= Instructions to follow =
Drop every picture, then transcribe the remaining data exactly.

= Record excerpts =
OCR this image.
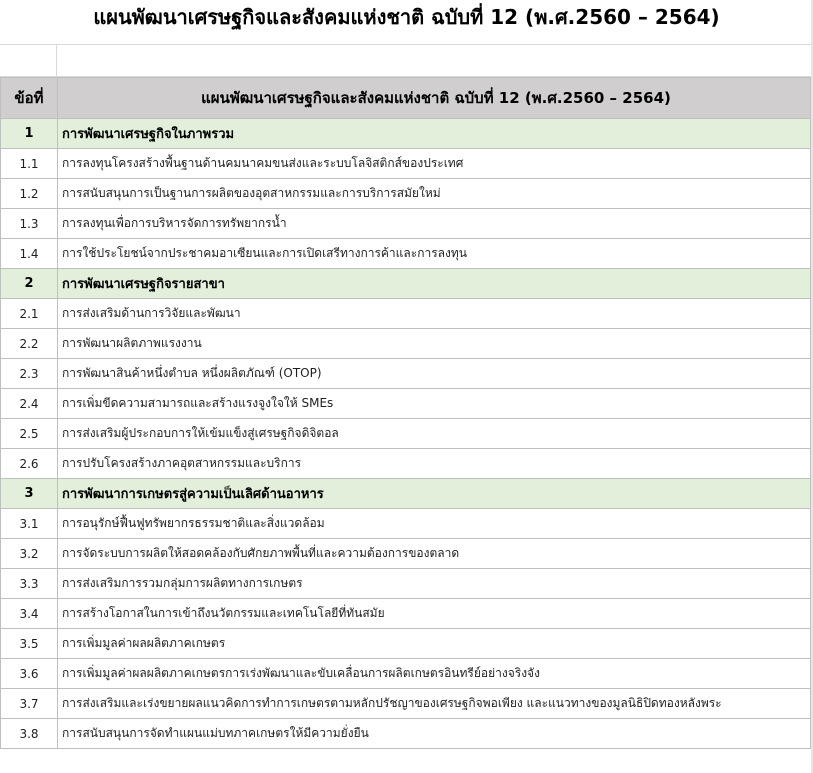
แผนพัฒนาเศรษฐกิจและสังคมแห่งชาติ ฉบับที่ 12 (พ.ศ.2560 – 2564)
ข้อที่	แผนพัฒนาเศรษฐกิจและสังคมแห่งชาติ ฉบับที่ 12 (พ.ศ.2560 – 2564)
1	การพัฒนาเศรษฐกิจในภาพรวม
1.1	การลงทุนโครงสร้างพื้นฐานด้านคมนาคมขนส่งและระบบโลจิสติกส์ของประเทศ
1.2	การสนับสนุนการเป็นฐานการผลิตของอุตสาหกรรมและการบริการสมัยใหม่
1.3	การลงทุนเพื่อการบริหารจัดการทรัพยากรน้ำ
1.4	การใช้ประโยชน์จากประชาคมอาเซียนและการเปิดเสรีทางการค้าและการลงทุน
2	การพัฒนาเศรษฐกิจรายสาขา
2.1	การส่งเสริมด้านการวิจัยและพัฒนา
2.2	การพัฒนาผลิตภาพแรงงาน
2.3	การพัฒนาสินค้าหนึ่งตำบล หนึ่งผลิตภัณฑ์ (OTOP)
2.4	การเพิ่มขีดความสามารถและสร้างแรงจูงใจให้ SMEs
2.5	การส่งเสริมผู้ประกอบการให้เข้มแข็งสู่เศรษฐกิจดิจิตอล
2.6	การปรับโครงสร้างภาคอุตสาหกรรมและบริการ
3	การพัฒนาการเกษตรสู่ความเป็นเลิศด้านอาหาร
3.1	การอนุรักษ์ฟื้นฟูทรัพยากรธรรมชาติและสิ่งแวดล้อม
3.2	การจัดระบบการผลิตให้สอดคล้องกับศักยภาพพื้นที่และความต้องการของตลาด
3.3	การส่งเสริมการรวมกลุ่มการผลิตทางการเกษตร
3.4	การสร้างโอกาสในการเข้าถึงนวัตกรรมและเทคโนโลยีที่ทันสมัย
3.5	การเพิ่มมูลค่าผลผลิตภาคเกษตร
3.6	การเพิ่มมูลค่าผลผลิตภาคเกษตรการเร่งพัฒนาและขับเคลื่อนการผลิตเกษตรอินทรีย์อย่างจริงจัง
3.7	การส่งเสริมและเร่งขยายผลแนวคิดการทำการเกษตรตามหลักปรัชญาของเศรษฐกิจพอเพียง และแนวทางของมูลนิธิปิดทองหลังพระ
3.8	การสนับสนุนการจัดทำแผนแม่บทภาคเกษตรให้มีความยั่งยืน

= Complete answer =
OCR this image.
แผนพัฒนาเศรษฐกิจและสังคมแห่งชาติ ฉบับที่ 12 (พ.ศ.2560 – 2564)
ข้อที่	แผนพัฒนาเศรษฐกิจและสังคมแห่งชาติ ฉบับที่ 12 (พ.ศ.2560 – 2564)
1	การพัฒนาเศรษฐกิจในภาพรวม
1.1	การลงทุนโครงสร้างพื้นฐานด้านคมนาคมขนส่งและระบบโลจิสติกส์ของประเทศ
1.2	การสนับสนุนการเป็นฐานการผลิตของอุตสาหกรรมและการบริการสมัยใหม่
1.3	การลงทุนเพื่อการบริหารจัดการทรัพยากรน้ำ
1.4	การใช้ประโยชน์จากประชาคมอาเซียนและการเปิดเสรีทางการค้าและการลงทุน
2	การพัฒนาเศรษฐกิจรายสาขา
2.1	การส่งเสริมด้านการวิจัยและพัฒนา
2.2	การพัฒนาผลิตภาพแรงงาน
2.3	การพัฒนาสินค้าหนึ่งตำบล หนึ่งผลิตภัณฑ์ (OTOP)
2.4	การเพิ่มขีดความสามารถและสร้างแรงจูงใจให้ SMEs
2.5	การส่งเสริมผู้ประกอบการให้เข้มแข็งสู่เศรษฐกิจดิจิตอล
2.6	การปรับโครงสร้างภาคอุตสาหกรรมและบริการ
3	การพัฒนาการเกษตรสู่ความเป็นเลิศด้านอาหาร
3.1	การอนุรักษ์ฟื้นฟูทรัพยากรธรรมชาติและสิ่งแวดล้อม
3.2	การจัดระบบการผลิตให้สอดคล้องกับศักยภาพพื้นที่และความต้องการของตลาด
3.3	การส่งเสริมการรวมกลุ่มการผลิตทางการเกษตร
3.4	การสร้างโอกาสในการเข้าถึงนวัตกรรมและเทคโนโลยีที่ทันสมัย
3.5	การเพิ่มมูลค่าผลผลิตภาคเกษตร
3.6	การเพิ่มมูลค่าผลผลิตภาคเกษตรการเร่งพัฒนาและขับเคลื่อนการผลิตเกษตรอินทรีย์อย่างจริงจัง
3.7	การส่งเสริมและเร่งขยายผลแนวคิดการทำการเกษตรตามหลักปรัชญาของเศรษฐกิจพอเพียง และแนวทางของมูลนิธิปิดทองหลังพระ
3.8	การสนับสนุนการจัดทำแผนแม่บทภาคเกษตรให้มีความยั่งยืน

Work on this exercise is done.